**The exercise:** What is the number of lines in these entries that include "Верхняя"? Write that number and no other text.

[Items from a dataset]
>> Start

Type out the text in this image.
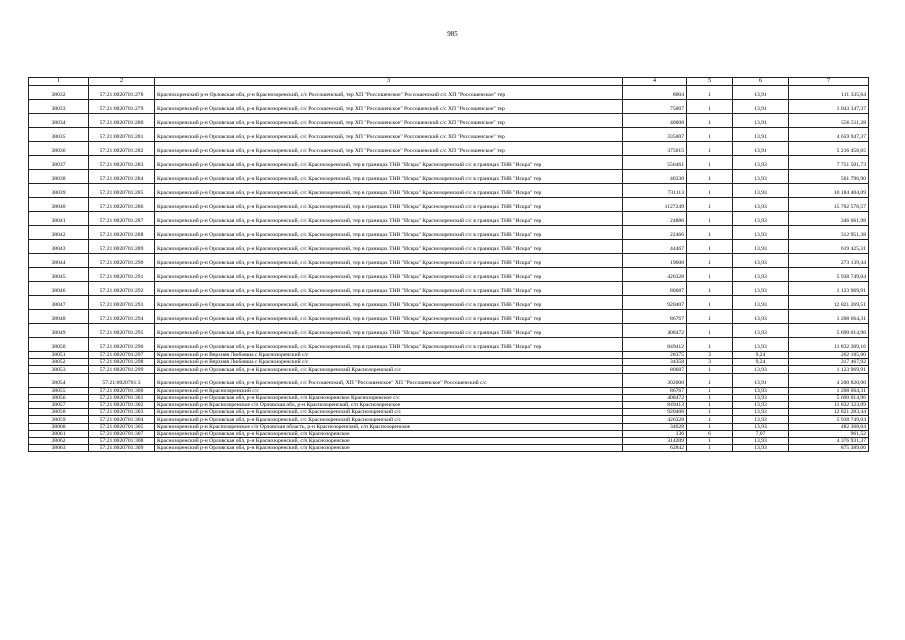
985
1	2	3	4	5	6	7
38032	57:21:0020701:278	Красноzоренский р-н Орловская обл, р-н Краснозоренский, с/с Россошенский, тер ХП "Россошенское" Россошенский с/с ХП "Россошенское" тер	8004	1	13,91	111 335,64
38033	57:21:0020701:279	Краснозоренский р-н Орловская обл, р-н Краснозоренский, с/с Россошенский, тер ХП "Россошенское" Россошенский с/с ХП "Россошенское" тер	75007	1	13,91	1 043 347,37
38034	57:21:0020701:280	Краснозоренский р-н Орловская обл, р-н Краснозоренский, с/с Россошенский, тер ХП "Россошенское" Россошенский с/с ХП "Россошенское" тер	40008	1	13,91	556 511,28
38035	57:21:0020701:281	Краснозоренский р-н Орловская обл, р-н Краснозоренский, с/с Россошенский, тер ХП "Россошенское" Россошенский с/с ХП "Россошенское" тер	335007	1	13,91	4 659 947,37
38036	57:21:0020701:282	Краснозоренский р-н Орловская обл, р-н Краснозоренский, с/с Россошенский, тер ХП "Россошенское" Россошенский с/с ХП "Россошенское" тер	375015	1	13,91	5 216 458,65
38037	57:21:0020701:283	Краснозоренский р-н Орловская обл, р-н Краснозоренский, с/с Краснозоренский, тер в границах ТНВ "Искра" Краснозоренский с/с в границах ТНВ "Искра" тер	556461	1	13,93	7 751 501,73
38038	57:21:0020701:284	Краснозоренский р-н Орловская обл, р-н Краснозоренский, с/с Краснозоренский, тер в границах ТНВ "Искра" Краснозоренский с/с в границах ТНВ "Искра" тер	40330	1	13,93	561 796,90
38039	57:21:0020701:285	Краснозоренский р-н Орловская обл, р-н Краснозоренский, с/с Краснозоренский, тер в границах ТНВ "Искра" Краснозоренский с/с в границах ТНВ "Искра" тер	731113	1	13,93	10 184 404,09
38040	57:21:0020701:286	Краснозоренский р-н Орловская обл, р-н Краснозоренский, с/с Краснозоренский, тер в границах ТНВ "Искра" Краснозоренский с/с в границах ТНВ "Искра" тер	1127249	1	13,93	15 702 578,57
38041	57:21:0020701:287	Краснозоренский р-н Орловская обл, р-н Краснозоренский, с/с Краснозоренский, тер в границах ТНВ "Искра" Краснозоренский с/с в границах ТНВ "Искра" тер	24886	1	13,93	346 661,98
38042	57:21:0020701:288	Краснозоренский р-н Орловская обл, р-н Краснозоренский, с/с Краснозоренский, тер в границах ТНВ "Искра" Краснозоренский с/с в границах ТНВ "Искра" тер	22466	1	13,93	312 951,38
38043	57:21:0020701:289	Краснозоренский р-н Орловская обл, р-н Краснозоренский, с/с Краснозоренский, тер в границах ТНВ "Искра" Краснозоренский с/с в границах ТНВ "Искра" тер	44467	1	13,93	619 425,31
38044	57:21:0020701:290	Краснозоренский р-н Орловская обл, р-н Краснозоренский, с/с Краснозоренский, тер в границах ТНВ "Искра" Краснозоренский с/с в границах ТНВ "Искра" тер	19608	1	13,93	273 139,44
38045	57:21:0020701:291	Краснозоренский р-н Орловская обл, р-н Краснозоренский, с/с Краснозоренский, тер в границах ТНВ "Искра" Краснозоренский с/с в границах ТНВ "Искра" тер	426328	1	13,93	5 938 749,04
38046	57:21:0020701:292	Краснозоренский р-н Орловская обл, р-н Краснозоренский, с/с Краснозоренский, тер в границах ТНВ "Искра" Краснозоренский с/с в границах ТНВ "Искра" тер	80687	1	13,93	1 123 969,91
38047	57:21:0020701:293	Краснозоренский р-н Орловская обл, р-н Краснозоренский, с/с Краснозоренский, тер в границах ТНВ "Искра" Краснозоренский с/с в границах ТНВ "Искра" тер	920407	1	13,93	12 821 269,51
38048	57:21:0020701:294	Краснозоренский р-н Орловская обл, р-н Краснозоренский, с/с Краснозоренский, тер в границах ТНВ "Искра" Краснозоренский с/с в границах ТНВ "Искра" тер	86767	1	13,93	1 208 664,31
38049	57:21:0020701:295	Краснозоренский р-н Орловская обл, р-н Краснозоренский, с/с Краснозоренский, тер в границах ТНВ "Искра" Краснозоренский с/с в границах ТНВ "Искра" тер	408472	1	13,93	5 690 014,96
38050	57:21:0020701:296	Краснозоренский р-н Орловская обл, р-н Краснозоренский, с/с Краснозоренский, тер в границах ТНВ "Искра" Краснозоренский с/с в границах ТНВ "Искра" тер	849412	1	13,93	11 832 309,16
38051	57:21:0020701:297	Краснозоренский р-н Верхняя Любовша с Краснозоренский с/с	28375	3	9,24	262 185,00
38052	57:21:0020701:298	Краснозоренский р-н Верхняя Любовша с Краснозоренский с/с	34358	3	9,24	317 467,92
38053	57:21:0020701:299	Краснозоренский р-н Орловская обл, р-н Краснозоренский, с/с Краснозоренский Краснозоренский с/с	80687	1	13,93	1 123 969,91
38054	57:21:0020701:3	Краснозоренский р-н Орловская обл, р-н Краснозоренский, с/с Россошенский, ХП "Россошенское" ХП "Россошенское" Россошенский с/с	302000	1	13,91	4 200 820,00
38055	57:21:0020701:300	Краснозоренский р-н Краснозоренский с/с	86767	1	13,93	1 208 664,31
38056	57:21:0020701:301	Краснозоренский р-н Орловская обл, р-н Краснозоренский, с/п Краснозоренское Краснозоренское с/с	408472	1	13,93	5 690 014,96
38057	57:21:0020701:302	Краснозоренский р-н Краснозоренское с/п Орловская обл, р-н Краснозоренский, с/п Краснозоренское	849413	1	13,93	11 832 323,09
38058	57:21:0020701:303	Краснозоренский р-н Орловская обл, р-н Краснозоренский, с/с Краснозоренский Краснозоренский с/с	920408	1	13,93	12 821 283,44
38059	57:21:0020701:304	Краснозоренский р-н Орловская обл, р-н Краснозоренский, с/с Краснозоренский Краснозоренский с/с	426328	1	13,93	5 938 749,04
38060	57:21:0020701:305	Краснозоренский р-н Краснозоренское с/п Орловская область, р-н Краснозоренский, с/п Краснозоренское	34628	1	13,93	482 368,04
38061	57:21:0020701:307	Краснозоренский р-н Орловская обл, р-н Краснозоренский, с/п Краснозоренское	136	6	7,07	961,52
38062	57:21:0020701:308	Краснозоренский р-н Орловская обл, р-н Краснозоренский, с/п Краснозоренское	314209	1	13,93	4 376 931,37
38063	57:21:0020701:309	Краснозоренский р-н Орловская обл, р-н Краснозоренский, с/п Краснозоренское	62842	1	13,93	875 389,06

>> End

**Finished answer:** 2